● **Task statement**:
Find the string "EditContentSave" in the entries and copy each line that has it.
============
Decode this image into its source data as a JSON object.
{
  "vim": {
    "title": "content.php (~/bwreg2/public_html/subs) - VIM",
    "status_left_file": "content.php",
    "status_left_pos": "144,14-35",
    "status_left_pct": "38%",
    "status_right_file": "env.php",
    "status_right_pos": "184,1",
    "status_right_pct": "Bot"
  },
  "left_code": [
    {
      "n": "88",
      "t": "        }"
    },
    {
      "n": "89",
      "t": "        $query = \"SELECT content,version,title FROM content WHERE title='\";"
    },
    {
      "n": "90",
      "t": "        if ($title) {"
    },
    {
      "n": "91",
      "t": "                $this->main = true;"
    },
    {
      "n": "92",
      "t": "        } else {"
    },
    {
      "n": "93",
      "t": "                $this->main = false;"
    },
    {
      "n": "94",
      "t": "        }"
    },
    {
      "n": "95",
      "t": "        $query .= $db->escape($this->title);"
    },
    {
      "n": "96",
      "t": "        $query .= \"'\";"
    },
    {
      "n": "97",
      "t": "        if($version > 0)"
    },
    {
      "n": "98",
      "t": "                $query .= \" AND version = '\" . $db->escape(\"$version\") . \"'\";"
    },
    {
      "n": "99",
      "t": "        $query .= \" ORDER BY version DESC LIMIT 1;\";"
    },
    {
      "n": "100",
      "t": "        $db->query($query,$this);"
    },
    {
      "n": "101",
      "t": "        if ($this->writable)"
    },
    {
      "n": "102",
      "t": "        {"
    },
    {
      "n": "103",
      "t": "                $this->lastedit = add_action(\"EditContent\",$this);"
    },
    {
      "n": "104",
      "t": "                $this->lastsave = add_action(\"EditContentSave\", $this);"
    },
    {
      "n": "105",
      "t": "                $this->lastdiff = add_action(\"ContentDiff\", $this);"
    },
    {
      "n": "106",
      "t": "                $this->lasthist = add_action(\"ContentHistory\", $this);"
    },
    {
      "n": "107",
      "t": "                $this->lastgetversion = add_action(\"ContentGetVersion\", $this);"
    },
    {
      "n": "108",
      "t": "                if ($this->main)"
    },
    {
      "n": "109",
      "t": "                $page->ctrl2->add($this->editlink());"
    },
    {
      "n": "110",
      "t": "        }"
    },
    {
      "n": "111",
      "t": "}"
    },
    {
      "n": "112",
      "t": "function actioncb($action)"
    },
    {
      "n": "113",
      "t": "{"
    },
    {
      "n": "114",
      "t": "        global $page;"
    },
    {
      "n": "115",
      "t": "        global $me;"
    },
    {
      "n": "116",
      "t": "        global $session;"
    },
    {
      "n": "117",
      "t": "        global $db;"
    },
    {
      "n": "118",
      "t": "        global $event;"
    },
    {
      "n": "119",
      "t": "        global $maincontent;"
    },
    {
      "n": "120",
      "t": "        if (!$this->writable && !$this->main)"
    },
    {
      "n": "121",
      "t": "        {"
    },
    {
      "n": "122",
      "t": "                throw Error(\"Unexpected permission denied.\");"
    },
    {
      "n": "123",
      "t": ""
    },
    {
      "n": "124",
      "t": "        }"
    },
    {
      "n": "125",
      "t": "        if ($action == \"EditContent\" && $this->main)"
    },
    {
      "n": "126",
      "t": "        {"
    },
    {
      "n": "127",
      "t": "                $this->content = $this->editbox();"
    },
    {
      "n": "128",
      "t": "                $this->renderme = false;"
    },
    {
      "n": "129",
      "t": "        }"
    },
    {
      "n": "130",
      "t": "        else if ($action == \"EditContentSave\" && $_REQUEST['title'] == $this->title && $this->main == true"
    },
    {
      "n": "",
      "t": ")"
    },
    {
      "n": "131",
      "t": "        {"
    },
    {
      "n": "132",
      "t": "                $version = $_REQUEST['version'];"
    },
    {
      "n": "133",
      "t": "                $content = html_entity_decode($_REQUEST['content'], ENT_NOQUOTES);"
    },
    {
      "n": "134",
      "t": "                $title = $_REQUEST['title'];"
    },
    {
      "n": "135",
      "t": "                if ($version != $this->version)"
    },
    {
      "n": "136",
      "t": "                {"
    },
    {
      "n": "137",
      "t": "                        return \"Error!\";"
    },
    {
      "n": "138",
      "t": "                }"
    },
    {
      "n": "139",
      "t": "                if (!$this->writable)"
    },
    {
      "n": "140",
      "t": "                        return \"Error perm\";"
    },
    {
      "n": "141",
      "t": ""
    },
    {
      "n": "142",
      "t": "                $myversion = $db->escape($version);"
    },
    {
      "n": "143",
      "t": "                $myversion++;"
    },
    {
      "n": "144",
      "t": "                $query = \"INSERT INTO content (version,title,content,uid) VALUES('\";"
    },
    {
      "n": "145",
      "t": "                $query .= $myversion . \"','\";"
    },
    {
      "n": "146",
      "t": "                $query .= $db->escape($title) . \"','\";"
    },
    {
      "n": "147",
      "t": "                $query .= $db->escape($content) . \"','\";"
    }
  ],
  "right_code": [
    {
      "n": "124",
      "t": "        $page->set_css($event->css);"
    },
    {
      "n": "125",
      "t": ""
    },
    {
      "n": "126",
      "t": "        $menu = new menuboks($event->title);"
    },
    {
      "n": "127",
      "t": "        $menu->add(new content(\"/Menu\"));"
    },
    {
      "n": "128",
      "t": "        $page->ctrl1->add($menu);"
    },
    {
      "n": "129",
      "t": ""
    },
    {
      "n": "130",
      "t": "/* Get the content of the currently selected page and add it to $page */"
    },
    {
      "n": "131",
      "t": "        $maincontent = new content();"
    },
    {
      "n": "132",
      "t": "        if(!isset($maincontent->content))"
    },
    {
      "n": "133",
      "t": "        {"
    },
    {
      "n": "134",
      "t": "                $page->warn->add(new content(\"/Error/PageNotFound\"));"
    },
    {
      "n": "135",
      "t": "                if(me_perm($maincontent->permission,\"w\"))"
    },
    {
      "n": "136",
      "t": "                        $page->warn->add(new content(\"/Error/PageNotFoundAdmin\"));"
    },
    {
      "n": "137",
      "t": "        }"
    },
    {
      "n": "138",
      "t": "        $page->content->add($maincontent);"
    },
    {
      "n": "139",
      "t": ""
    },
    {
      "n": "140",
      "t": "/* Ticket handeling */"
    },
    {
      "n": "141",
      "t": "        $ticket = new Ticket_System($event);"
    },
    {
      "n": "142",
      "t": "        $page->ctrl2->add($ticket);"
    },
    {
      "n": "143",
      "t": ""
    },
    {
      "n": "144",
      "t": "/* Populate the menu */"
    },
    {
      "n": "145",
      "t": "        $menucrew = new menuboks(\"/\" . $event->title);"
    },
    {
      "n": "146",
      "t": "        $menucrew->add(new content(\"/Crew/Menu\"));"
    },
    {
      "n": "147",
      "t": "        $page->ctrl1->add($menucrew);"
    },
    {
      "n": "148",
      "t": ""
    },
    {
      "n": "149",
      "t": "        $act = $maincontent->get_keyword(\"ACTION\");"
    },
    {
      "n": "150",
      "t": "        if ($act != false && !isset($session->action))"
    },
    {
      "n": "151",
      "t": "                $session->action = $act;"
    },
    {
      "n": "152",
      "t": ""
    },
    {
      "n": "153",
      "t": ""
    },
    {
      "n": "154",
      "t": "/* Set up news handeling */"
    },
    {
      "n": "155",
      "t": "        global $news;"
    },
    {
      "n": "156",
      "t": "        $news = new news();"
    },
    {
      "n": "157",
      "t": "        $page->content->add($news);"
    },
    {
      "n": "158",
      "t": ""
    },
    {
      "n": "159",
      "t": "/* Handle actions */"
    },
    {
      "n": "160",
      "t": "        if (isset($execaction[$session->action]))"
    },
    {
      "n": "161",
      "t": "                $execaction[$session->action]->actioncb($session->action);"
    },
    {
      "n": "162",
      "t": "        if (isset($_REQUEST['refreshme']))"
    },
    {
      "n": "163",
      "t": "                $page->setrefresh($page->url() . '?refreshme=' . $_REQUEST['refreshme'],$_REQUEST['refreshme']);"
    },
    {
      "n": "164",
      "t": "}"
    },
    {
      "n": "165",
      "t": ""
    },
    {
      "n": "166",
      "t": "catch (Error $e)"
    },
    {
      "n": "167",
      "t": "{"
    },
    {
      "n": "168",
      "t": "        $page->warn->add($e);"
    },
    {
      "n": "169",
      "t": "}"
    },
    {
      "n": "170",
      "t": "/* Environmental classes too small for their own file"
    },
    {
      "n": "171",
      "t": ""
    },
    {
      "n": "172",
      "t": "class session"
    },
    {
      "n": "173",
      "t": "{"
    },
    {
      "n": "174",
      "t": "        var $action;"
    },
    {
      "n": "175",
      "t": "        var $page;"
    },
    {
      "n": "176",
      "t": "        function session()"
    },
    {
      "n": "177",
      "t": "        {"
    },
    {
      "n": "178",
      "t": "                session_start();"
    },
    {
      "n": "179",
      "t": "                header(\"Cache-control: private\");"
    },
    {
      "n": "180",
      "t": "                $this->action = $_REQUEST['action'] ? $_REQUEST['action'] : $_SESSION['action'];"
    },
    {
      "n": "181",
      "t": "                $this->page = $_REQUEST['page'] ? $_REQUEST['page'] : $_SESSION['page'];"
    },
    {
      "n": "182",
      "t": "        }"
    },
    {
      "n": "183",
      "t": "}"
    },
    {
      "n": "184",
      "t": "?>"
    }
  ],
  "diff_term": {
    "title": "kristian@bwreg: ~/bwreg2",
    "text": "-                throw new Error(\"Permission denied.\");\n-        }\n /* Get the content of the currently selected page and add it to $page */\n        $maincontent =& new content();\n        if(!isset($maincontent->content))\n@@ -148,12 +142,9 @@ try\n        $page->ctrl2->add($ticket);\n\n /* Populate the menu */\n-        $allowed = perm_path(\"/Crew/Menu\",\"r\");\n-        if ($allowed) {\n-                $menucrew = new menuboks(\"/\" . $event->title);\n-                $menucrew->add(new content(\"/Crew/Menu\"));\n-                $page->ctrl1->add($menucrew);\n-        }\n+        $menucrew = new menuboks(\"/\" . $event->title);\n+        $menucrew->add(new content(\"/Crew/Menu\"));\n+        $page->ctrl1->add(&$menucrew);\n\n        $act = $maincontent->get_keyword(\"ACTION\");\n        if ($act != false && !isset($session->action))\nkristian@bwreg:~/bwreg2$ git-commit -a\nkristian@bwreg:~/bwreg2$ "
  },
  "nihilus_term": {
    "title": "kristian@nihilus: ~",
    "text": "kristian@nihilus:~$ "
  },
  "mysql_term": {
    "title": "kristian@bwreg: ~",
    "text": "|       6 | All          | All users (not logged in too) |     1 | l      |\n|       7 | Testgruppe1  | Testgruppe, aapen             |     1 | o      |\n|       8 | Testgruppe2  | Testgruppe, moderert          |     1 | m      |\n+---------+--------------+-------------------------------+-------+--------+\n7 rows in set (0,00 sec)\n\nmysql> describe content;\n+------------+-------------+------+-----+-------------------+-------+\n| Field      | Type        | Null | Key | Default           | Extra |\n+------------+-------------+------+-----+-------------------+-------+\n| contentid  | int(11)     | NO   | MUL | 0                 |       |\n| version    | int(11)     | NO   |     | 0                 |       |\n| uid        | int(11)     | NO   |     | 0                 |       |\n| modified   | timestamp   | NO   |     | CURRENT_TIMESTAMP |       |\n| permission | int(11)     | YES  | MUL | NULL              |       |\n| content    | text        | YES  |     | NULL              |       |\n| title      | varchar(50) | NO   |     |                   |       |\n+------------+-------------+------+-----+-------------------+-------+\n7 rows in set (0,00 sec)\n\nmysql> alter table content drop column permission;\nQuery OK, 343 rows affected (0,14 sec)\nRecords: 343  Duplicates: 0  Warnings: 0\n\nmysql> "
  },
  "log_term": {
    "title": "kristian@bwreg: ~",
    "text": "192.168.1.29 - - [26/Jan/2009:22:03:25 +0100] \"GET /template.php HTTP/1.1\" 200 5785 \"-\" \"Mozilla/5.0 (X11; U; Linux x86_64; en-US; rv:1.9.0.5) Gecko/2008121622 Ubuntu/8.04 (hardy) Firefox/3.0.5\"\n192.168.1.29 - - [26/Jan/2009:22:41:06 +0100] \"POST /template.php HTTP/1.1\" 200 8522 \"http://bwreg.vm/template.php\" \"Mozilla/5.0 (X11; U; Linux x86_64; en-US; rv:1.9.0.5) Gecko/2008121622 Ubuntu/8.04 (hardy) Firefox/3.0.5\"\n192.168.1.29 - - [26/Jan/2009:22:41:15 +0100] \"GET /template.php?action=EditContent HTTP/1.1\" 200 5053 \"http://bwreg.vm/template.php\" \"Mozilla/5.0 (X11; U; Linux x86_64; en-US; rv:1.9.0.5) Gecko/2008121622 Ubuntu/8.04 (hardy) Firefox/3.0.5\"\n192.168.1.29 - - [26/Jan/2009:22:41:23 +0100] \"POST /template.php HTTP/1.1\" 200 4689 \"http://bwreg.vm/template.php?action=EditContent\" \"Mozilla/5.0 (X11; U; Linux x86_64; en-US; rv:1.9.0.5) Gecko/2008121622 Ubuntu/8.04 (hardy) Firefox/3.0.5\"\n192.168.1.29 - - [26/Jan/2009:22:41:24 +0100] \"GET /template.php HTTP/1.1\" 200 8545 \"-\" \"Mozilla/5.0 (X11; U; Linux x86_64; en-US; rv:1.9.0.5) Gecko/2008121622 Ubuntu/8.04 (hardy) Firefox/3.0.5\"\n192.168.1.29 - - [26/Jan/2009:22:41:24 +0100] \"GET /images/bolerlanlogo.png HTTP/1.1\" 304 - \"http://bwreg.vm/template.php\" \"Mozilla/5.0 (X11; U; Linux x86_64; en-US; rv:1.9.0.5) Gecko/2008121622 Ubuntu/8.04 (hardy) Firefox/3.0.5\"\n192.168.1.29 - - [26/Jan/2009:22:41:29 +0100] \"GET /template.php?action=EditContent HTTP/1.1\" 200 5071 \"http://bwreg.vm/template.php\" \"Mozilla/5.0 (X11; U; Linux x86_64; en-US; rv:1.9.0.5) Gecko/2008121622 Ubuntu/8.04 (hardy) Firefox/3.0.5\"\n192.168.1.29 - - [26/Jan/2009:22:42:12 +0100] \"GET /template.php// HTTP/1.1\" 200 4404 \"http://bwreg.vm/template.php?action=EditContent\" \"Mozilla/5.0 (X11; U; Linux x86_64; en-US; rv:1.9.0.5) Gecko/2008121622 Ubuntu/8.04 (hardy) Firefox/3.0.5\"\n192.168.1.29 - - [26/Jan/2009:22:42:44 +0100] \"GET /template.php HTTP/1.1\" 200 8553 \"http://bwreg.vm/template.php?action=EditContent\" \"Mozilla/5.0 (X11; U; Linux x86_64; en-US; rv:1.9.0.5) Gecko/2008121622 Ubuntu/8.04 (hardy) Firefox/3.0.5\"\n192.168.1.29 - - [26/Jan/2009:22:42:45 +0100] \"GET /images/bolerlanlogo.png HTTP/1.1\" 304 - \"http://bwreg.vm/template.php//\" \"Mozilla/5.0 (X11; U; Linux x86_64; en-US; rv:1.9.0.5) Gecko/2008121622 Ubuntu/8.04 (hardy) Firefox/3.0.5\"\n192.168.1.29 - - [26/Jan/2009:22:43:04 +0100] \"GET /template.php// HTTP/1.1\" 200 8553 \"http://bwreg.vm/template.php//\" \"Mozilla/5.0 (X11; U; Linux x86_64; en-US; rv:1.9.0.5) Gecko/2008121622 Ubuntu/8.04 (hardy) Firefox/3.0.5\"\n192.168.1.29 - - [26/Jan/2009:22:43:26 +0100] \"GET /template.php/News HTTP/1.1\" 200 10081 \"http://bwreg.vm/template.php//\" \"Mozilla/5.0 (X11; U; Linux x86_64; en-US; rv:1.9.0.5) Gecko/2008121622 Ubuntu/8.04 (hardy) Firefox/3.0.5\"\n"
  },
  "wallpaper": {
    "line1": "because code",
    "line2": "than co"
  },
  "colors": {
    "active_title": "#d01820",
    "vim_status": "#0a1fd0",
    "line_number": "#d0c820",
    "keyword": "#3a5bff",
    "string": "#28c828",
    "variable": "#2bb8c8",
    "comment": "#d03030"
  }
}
============
● **Final result**:
      "t": "                $this->lastsave = add_action(\"EditContentSave\", $this);"
      "t": "        else if ($action == \"EditContentSave\" && $_REQUEST['title'] == $this->title && $this->main == true"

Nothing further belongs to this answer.